* RECORDS FOR THE EXERCISE

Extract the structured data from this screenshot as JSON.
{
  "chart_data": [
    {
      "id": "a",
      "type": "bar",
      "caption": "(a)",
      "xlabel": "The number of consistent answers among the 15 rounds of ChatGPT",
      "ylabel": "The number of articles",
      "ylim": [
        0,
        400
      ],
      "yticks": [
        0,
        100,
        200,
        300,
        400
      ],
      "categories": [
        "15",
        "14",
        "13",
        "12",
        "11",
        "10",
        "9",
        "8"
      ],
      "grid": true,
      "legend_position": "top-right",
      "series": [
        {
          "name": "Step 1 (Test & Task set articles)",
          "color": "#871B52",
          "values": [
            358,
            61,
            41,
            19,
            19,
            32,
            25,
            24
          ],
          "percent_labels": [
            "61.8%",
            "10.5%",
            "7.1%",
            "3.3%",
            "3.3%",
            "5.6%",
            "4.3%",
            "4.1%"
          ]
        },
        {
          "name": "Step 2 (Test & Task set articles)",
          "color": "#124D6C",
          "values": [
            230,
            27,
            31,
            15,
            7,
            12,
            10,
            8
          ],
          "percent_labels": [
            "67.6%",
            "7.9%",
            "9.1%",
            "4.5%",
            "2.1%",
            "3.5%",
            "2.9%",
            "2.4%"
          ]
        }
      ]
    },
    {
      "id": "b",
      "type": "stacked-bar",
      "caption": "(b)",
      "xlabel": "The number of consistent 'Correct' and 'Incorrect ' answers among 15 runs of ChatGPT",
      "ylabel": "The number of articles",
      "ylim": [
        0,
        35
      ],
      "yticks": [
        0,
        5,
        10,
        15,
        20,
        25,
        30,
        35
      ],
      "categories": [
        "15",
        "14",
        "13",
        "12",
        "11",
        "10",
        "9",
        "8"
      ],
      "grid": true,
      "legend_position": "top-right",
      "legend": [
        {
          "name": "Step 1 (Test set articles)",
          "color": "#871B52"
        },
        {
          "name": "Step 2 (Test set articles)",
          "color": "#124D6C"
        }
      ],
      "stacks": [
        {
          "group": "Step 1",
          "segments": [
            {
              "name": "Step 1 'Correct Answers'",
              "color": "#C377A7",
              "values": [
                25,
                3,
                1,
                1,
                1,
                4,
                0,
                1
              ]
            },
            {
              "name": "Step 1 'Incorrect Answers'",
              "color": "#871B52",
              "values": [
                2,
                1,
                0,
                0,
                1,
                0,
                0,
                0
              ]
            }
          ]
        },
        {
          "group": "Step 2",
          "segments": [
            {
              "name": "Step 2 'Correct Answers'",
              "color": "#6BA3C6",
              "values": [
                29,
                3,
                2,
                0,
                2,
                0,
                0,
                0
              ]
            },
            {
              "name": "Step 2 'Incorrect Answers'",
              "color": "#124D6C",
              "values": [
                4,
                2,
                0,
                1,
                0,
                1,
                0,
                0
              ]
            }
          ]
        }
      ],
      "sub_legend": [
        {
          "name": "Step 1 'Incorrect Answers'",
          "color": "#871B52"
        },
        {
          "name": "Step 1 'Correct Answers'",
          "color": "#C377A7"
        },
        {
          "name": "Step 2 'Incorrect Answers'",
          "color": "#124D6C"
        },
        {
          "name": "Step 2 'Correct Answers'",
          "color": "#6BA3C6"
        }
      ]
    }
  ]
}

* SHORT PROBLEM
From the entries above, collect every line with the string "Incorrect" in it.

* EXERCISE SOLUTION
      "xlabel": "The number of consistent 'Correct' and 'Incorrect ' answers among 15 runs of ChatGPT",
              "name": "Step 1 'Incorrect Answers'",
              "name": "Step 2 'Incorrect Answers'",
          "name": "Step 1 'Incorrect Answers'",
          "name": "Step 2 'Incorrect Answers'",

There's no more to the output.